╔══
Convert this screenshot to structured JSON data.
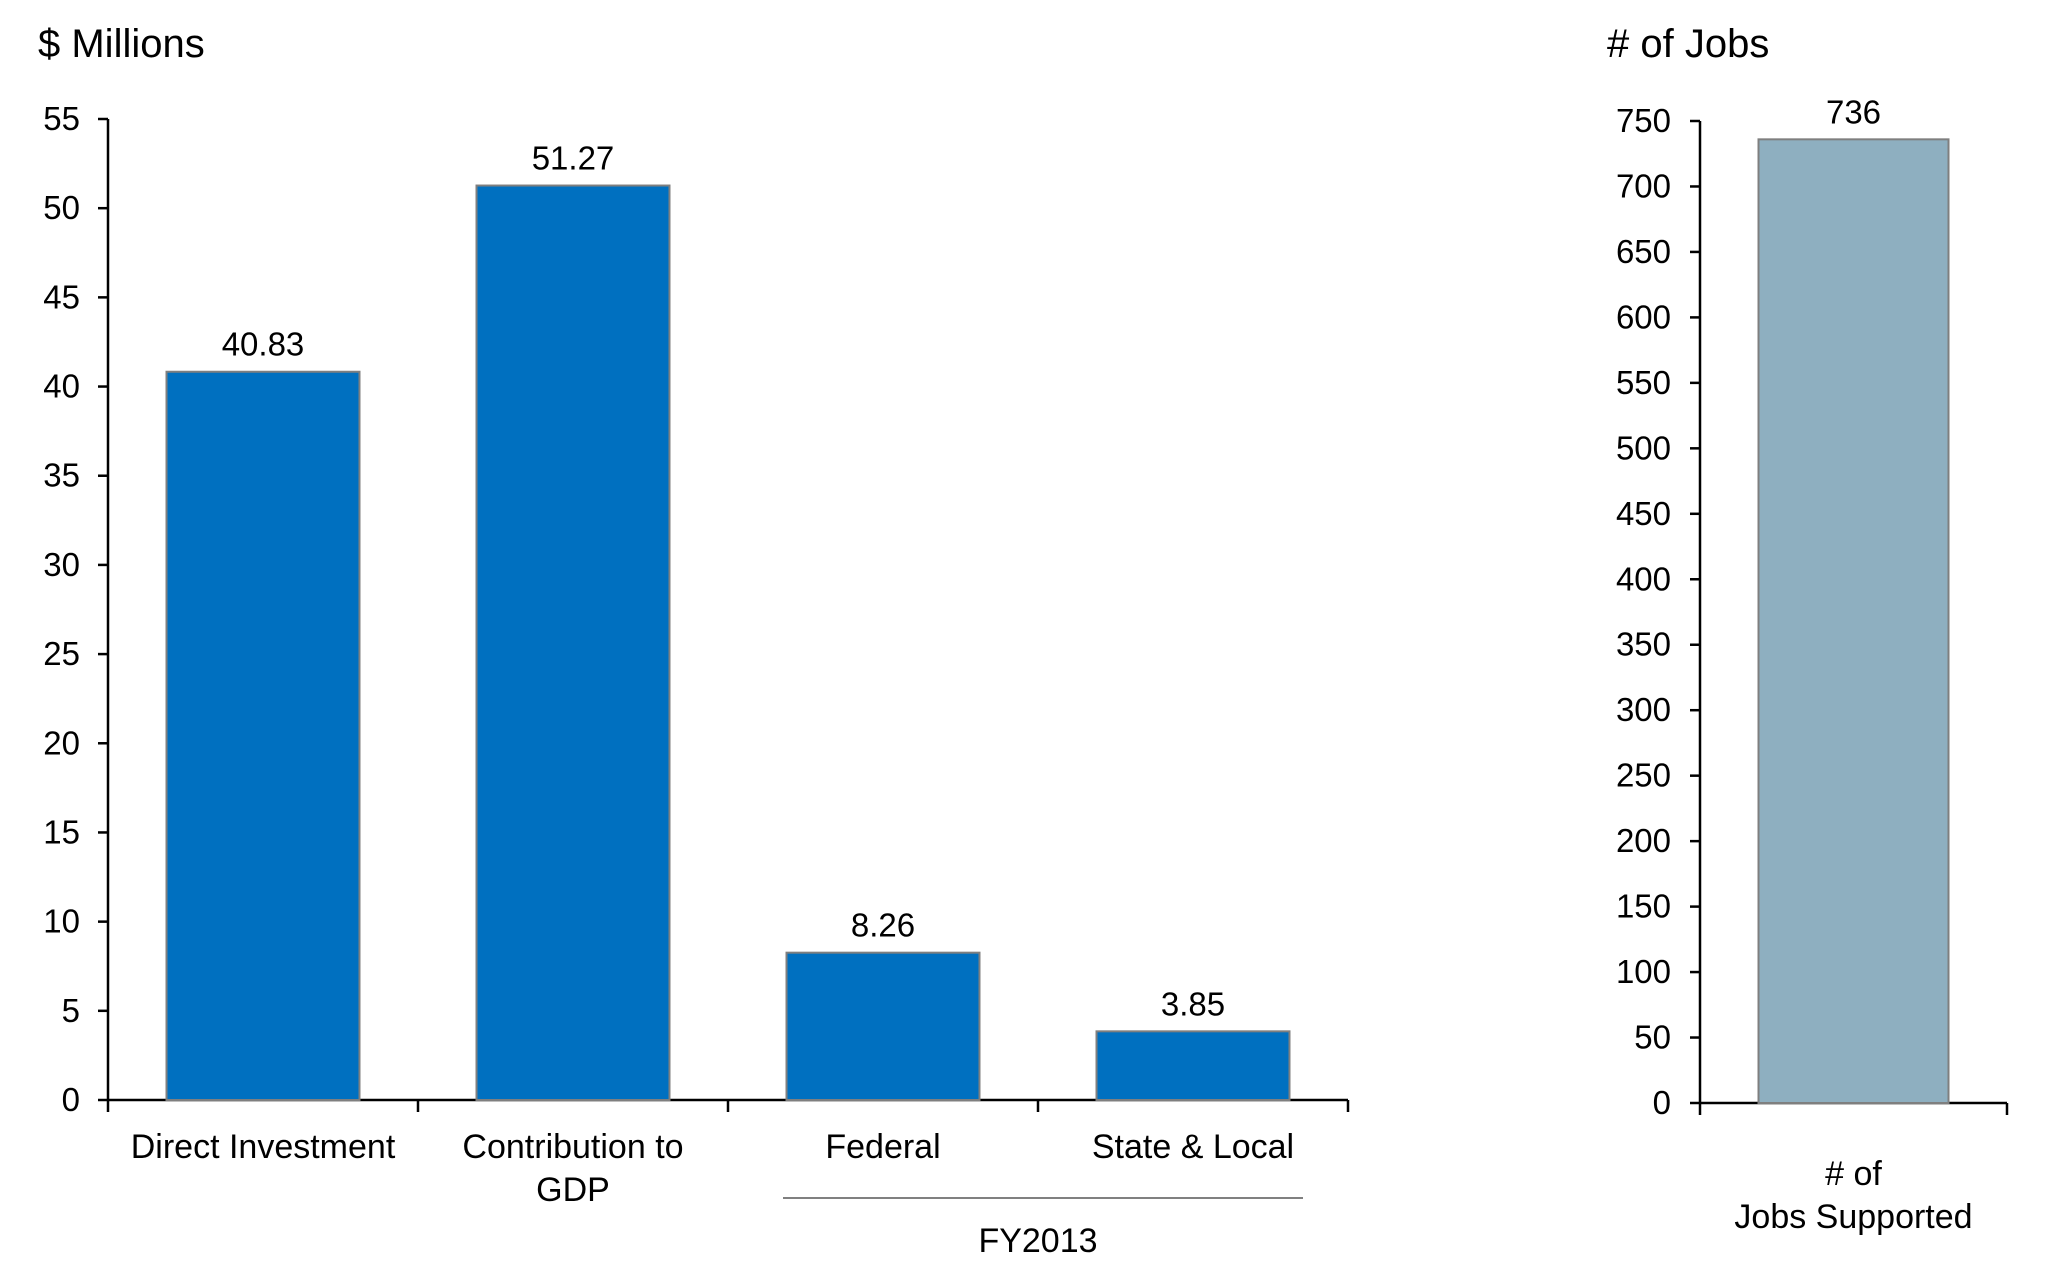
{
  "chart_data": [
    {
      "type": "bar",
      "ylabel": "$ Millions",
      "ylim": [
        0,
        55
      ],
      "yticks": [
        0,
        5,
        10,
        15,
        20,
        25,
        30,
        35,
        40,
        45,
        50,
        55
      ],
      "categories": [
        "Direct Investment",
        "Contribution to GDP",
        "Federal",
        "State & Local"
      ],
      "values": [
        40.83,
        51.27,
        8.26,
        3.85
      ],
      "data_labels": [
        "40.83",
        "51.27",
        "8.26",
        "3.85"
      ],
      "category_groups": [
        {
          "label": "FY2013",
          "categories": [
            "Federal",
            "State & Local"
          ]
        }
      ],
      "bar_color": "#0070c0",
      "grid": false,
      "legend": "none"
    },
    {
      "type": "bar",
      "ylabel": "# of Jobs",
      "ylim": [
        0,
        750
      ],
      "yticks": [
        0,
        50,
        100,
        150,
        200,
        250,
        300,
        350,
        400,
        450,
        500,
        550,
        600,
        650,
        700,
        750
      ],
      "categories": [
        "# of Jobs Supported"
      ],
      "values": [
        736
      ],
      "data_labels": [
        "736"
      ],
      "bar_color": "#8eafc0",
      "grid": false,
      "legend": "none"
    }
  ],
  "colors": {
    "axis": "#000000",
    "bar_edge": "#7f7f7f",
    "group_rule": "#808080"
  }
}
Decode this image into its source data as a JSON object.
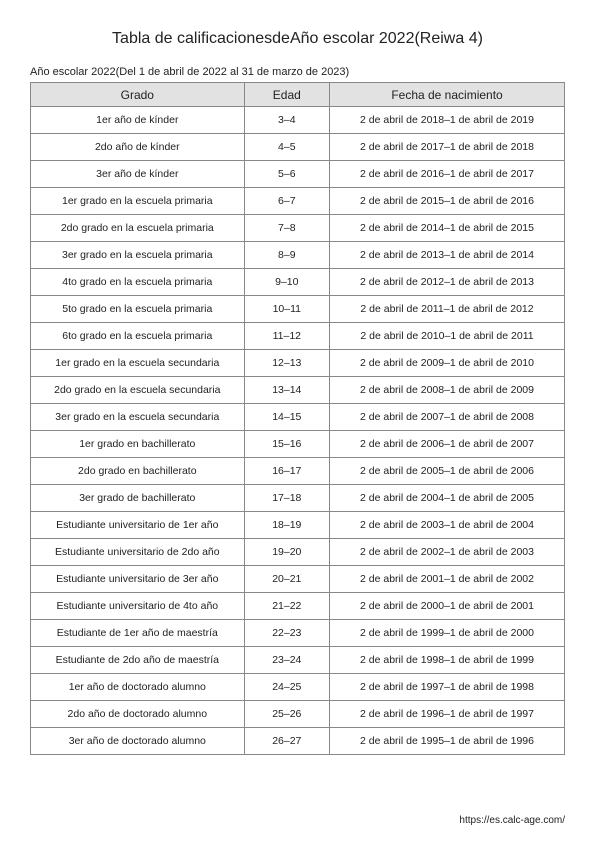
{
  "title": "Tabla de calificacionesdeAño escolar 2022(Reiwa 4)",
  "subtitle": "Año escolar 2022(Del 1 de abril de 2022 al 31 de marzo de 2023)",
  "columns": [
    "Grado",
    "Edad",
    "Fecha de nacimiento"
  ],
  "rows": [
    [
      "1er año de kínder",
      "3–4",
      "2 de abril de 2018–1 de abril de 2019"
    ],
    [
      "2do año de kínder",
      "4–5",
      "2 de abril de 2017–1 de abril de 2018"
    ],
    [
      "3er año de kínder",
      "5–6",
      "2 de abril de 2016–1 de abril de 2017"
    ],
    [
      "1er grado en la escuela primaria",
      "6–7",
      "2 de abril de 2015–1 de abril de 2016"
    ],
    [
      "2do grado en la escuela primaria",
      "7–8",
      "2 de abril de 2014–1 de abril de 2015"
    ],
    [
      "3er grado en la escuela primaria",
      "8–9",
      "2 de abril de 2013–1 de abril de 2014"
    ],
    [
      "4to grado en la escuela primaria",
      "9–10",
      "2 de abril de 2012–1 de abril de 2013"
    ],
    [
      "5to grado en la escuela primaria",
      "10–11",
      "2 de abril de 2011–1 de abril de 2012"
    ],
    [
      "6to grado en la escuela primaria",
      "11–12",
      "2 de abril de 2010–1 de abril de 2011"
    ],
    [
      "1er grado en la escuela secundaria",
      "12–13",
      "2 de abril de 2009–1 de abril de 2010"
    ],
    [
      "2do grado en la escuela secundaria",
      "13–14",
      "2 de abril de 2008–1 de abril de 2009"
    ],
    [
      "3er grado en la escuela secundaria",
      "14–15",
      "2 de abril de 2007–1 de abril de 2008"
    ],
    [
      "1er grado en bachillerato",
      "15–16",
      "2 de abril de 2006–1 de abril de 2007"
    ],
    [
      "2do grado en bachillerato",
      "16–17",
      "2 de abril de 2005–1 de abril de 2006"
    ],
    [
      "3er grado de bachillerato",
      "17–18",
      "2 de abril de 2004–1 de abril de 2005"
    ],
    [
      "Estudiante universitario de 1er año",
      "18–19",
      "2 de abril de 2003–1 de abril de 2004"
    ],
    [
      "Estudiante universitario de 2do año",
      "19–20",
      "2 de abril de 2002–1 de abril de 2003"
    ],
    [
      "Estudiante universitario de 3er año",
      "20–21",
      "2 de abril de 2001–1 de abril de 2002"
    ],
    [
      "Estudiante universitario de 4to año",
      "21–22",
      "2 de abril de 2000–1 de abril de 2001"
    ],
    [
      "Estudiante de 1er año de maestría",
      "22–23",
      "2 de abril de 1999–1 de abril de 2000"
    ],
    [
      "Estudiante de 2do año de maestría",
      "23–24",
      "2 de abril de 1998–1 de abril de 1999"
    ],
    [
      "1er año de doctorado alumno",
      "24–25",
      "2 de abril de 1997–1 de abril de 1998"
    ],
    [
      "2do año de doctorado alumno",
      "25–26",
      "2 de abril de 1996–1 de abril de 1997"
    ],
    [
      "3er año de doctorado alumno",
      "26–27",
      "2 de abril de 1995–1 de abril de 1996"
    ]
  ],
  "footer": "https://es.calc-age.com/"
}
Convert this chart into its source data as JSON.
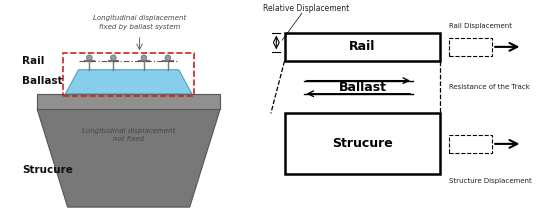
{
  "bg_color": "#ffffff",
  "left": {
    "rail_label": "Rail",
    "ballast_label": "Ballast",
    "structure_label": "Strucure",
    "top_annot": "Longitudinal displacement\nfixed by ballast system",
    "bot_annot": "Longitudinal displacement\nnot fixed",
    "structure_color": "#787878",
    "ballast_color": "#87ceeb",
    "slab_color": "#909090",
    "dashed_rect_color": "#cc2222",
    "clip_color": "#777777",
    "label_color": "#111111",
    "annot_color": "#444444"
  },
  "right": {
    "rail_label": "Rail",
    "ballast_label": "Ballast",
    "structure_label": "Strucure",
    "rail_disp_label": "Rail Displacement",
    "struct_disp_label": "Structure Displacement",
    "rel_disp_label": "Relative Displacement",
    "resist_label": "Resistance of the Track",
    "box_edge": "#000000",
    "arrow_color": "#444444",
    "text_color": "#222222"
  }
}
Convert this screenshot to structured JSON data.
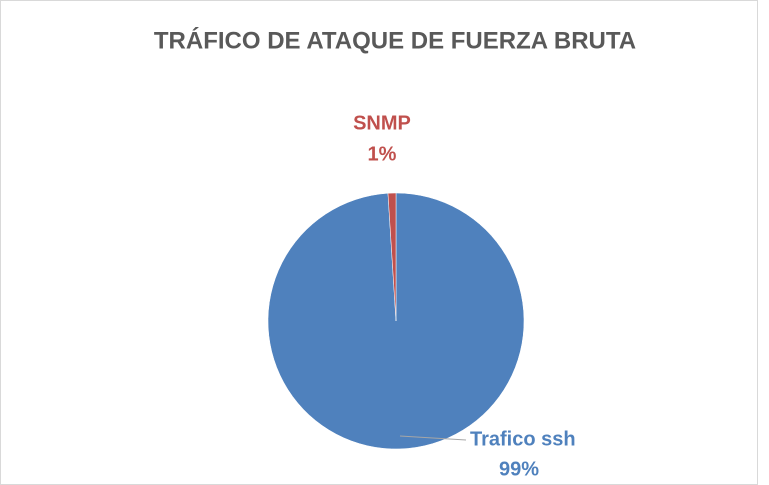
{
  "chart_data": {
    "type": "pie",
    "title": "TRÁFICO DE ATAQUE DE FUERZA BRUTA",
    "categories": [
      "Trafico ssh",
      "SNMP"
    ],
    "values": [
      99,
      1
    ],
    "value_labels": [
      "99%",
      "1%"
    ],
    "colors": [
      "#4f81bd",
      "#c0504d"
    ]
  }
}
╚══
● **TASK DESCRIPTION**
Every record must be copied exactly, with images dropped from the result.

● **RESPONSE FOR THIS EXERCISE**
Convert this screenshot to structured JSON data.
{
  "chart_data": [
    {
      "type": "bar",
      "ylabel": "$ Millions",
      "ylim": [
        0,
        55
      ],
      "yticks": [
        0,
        5,
        10,
        15,
        20,
        25,
        30,
        35,
        40,
        45,
        50,
        55
      ],
      "categories": [
        "Direct Investment",
        "Contribution to GDP",
        "Federal",
        "State & Local"
      ],
      "values": [
        40.83,
        51.27,
        8.26,
        3.85
      ],
      "data_labels": [
        "40.83",
        "51.27",
        "8.26",
        "3.85"
      ],
      "category_groups": [
        {
          "label": "FY2013",
          "categories": [
            "Federal",
            "State & Local"
          ]
        }
      ],
      "bar_color": "#0070c0",
      "grid": false,
      "legend": "none"
    },
    {
      "type": "bar",
      "ylabel": "# of Jobs",
      "ylim": [
        0,
        750
      ],
      "yticks": [
        0,
        50,
        100,
        150,
        200,
        250,
        300,
        350,
        400,
        450,
        500,
        550,
        600,
        650,
        700,
        750
      ],
      "categories": [
        "# of Jobs Supported"
      ],
      "values": [
        736
      ],
      "data_labels": [
        "736"
      ],
      "bar_color": "#8eafc0",
      "grid": false,
      "legend": "none"
    }
  ],
  "colors": {
    "axis": "#000000",
    "bar_edge": "#7f7f7f",
    "group_rule": "#808080"
  }
}
Decode this image into its source data as a JSON object.
{
  "title": "Tabla de calificacionesdeAño escolar 2022(Reiwa 4)",
  "subtitle": "Año escolar 2022(Del 1 de abril de 2022 al 31 de marzo de 2023)",
  "columns": [
    "Grado",
    "Edad",
    "Fecha de nacimiento"
  ],
  "rows": [
    [
      "1er año de kínder",
      "3–4",
      "2 de abril de 2018–1 de abril de 2019"
    ],
    [
      "2do año de kínder",
      "4–5",
      "2 de abril de 2017–1 de abril de 2018"
    ],
    [
      "3er año de kínder",
      "5–6",
      "2 de abril de 2016–1 de abril de 2017"
    ],
    [
      "1er grado en la escuela primaria",
      "6–7",
      "2 de abril de 2015–1 de abril de 2016"
    ],
    [
      "2do grado en la escuela primaria",
      "7–8",
      "2 de abril de 2014–1 de abril de 2015"
    ],
    [
      "3er grado en la escuela primaria",
      "8–9",
      "2 de abril de 2013–1 de abril de 2014"
    ],
    [
      "4to grado en la escuela primaria",
      "9–10",
      "2 de abril de 2012–1 de abril de 2013"
    ],
    [
      "5to grado en la escuela primaria",
      "10–11",
      "2 de abril de 2011–1 de abril de 2012"
    ],
    [
      "6to grado en la escuela primaria",
      "11–12",
      "2 de abril de 2010–1 de abril de 2011"
    ],
    [
      "1er grado en la escuela secundaria",
      "12–13",
      "2 de abril de 2009–1 de abril de 2010"
    ],
    [
      "2do grado en la escuela secundaria",
      "13–14",
      "2 de abril de 2008–1 de abril de 2009"
    ],
    [
      "3er grado en la escuela secundaria",
      "14–15",
      "2 de abril de 2007–1 de abril de 2008"
    ],
    [
      "1er grado en bachillerato",
      "15–16",
      "2 de abril de 2006–1 de abril de 2007"
    ],
    [
      "2do grado en bachillerato",
      "16–17",
      "2 de abril de 2005–1 de abril de 2006"
    ],
    [
      "3er grado de bachillerato",
      "17–18",
      "2 de abril de 2004–1 de abril de 2005"
    ],
    [
      "Estudiante universitario de 1er año",
      "18–19",
      "2 de abril de 2003–1 de abril de 2004"
    ],
    [
      "Estudiante universitario de 2do año",
      "19–20",
      "2 de abril de 2002–1 de abril de 2003"
    ],
    [
      "Estudiante universitario de 3er año",
      "20–21",
      "2 de abril de 2001–1 de abril de 2002"
    ],
    [
      "Estudiante universitario de 4to año",
      "21–22",
      "2 de abril de 2000–1 de abril de 2001"
    ],
    [
      "Estudiante de 1er año de maestría",
      "22–23",
      "2 de abril de 1999–1 de abril de 2000"
    ],
    [
      "Estudiante de 2do año de maestría",
      "23–24",
      "2 de abril de 1998–1 de abril de 1999"
    ],
    [
      "1er año de doctorado alumno",
      "24–25",
      "2 de abril de 1997–1 de abril de 1998"
    ],
    [
      "2do año de doctorado alumno",
      "25–26",
      "2 de abril de 1996–1 de abril de 1997"
    ],
    [
      "3er año de doctorado alumno",
      "26–27",
      "2 de abril de 1995–1 de abril de 1996"
    ]
  ],
  "footer": "https://es.calc-age.com/"
}
Convert this chart into its source data as JSON.
{
  "bg_color": "#ffffff",
  "left": {
    "rail_label": "Rail",
    "ballast_label": "Ballast",
    "structure_label": "Strucure",
    "top_annot": "Longitudinal displacement\nfixed by ballast system",
    "bot_annot": "Longitudinal displacement\nnot fixed",
    "structure_color": "#787878",
    "ballast_color": "#87ceeb",
    "slab_color": "#909090",
    "dashed_rect_color": "#cc2222",
    "clip_color": "#777777",
    "label_color": "#111111",
    "annot_color": "#444444"
  },
  "right": {
    "rail_label": "Rail",
    "ballast_label": "Ballast",
    "structure_label": "Strucure",
    "rail_disp_label": "Rail Displacement",
    "struct_disp_label": "Structure Displacement",
    "rel_disp_label": "Relative Displacement",
    "resist_label": "Resistance of the Track",
    "box_edge": "#000000",
    "arrow_color": "#444444",
    "text_color": "#222222"
  }
}
Convert this screenshot to structured JSON data.
{
  "chart_data": {
    "type": "pie",
    "title": "TRÁFICO DE ATAQUE DE FUERZA BRUTA",
    "categories": [
      "Trafico ssh",
      "SNMP"
    ],
    "values": [
      99,
      1
    ],
    "value_labels": [
      "99%",
      "1%"
    ],
    "colors": [
      "#4f81bd",
      "#c0504d"
    ]
  }
}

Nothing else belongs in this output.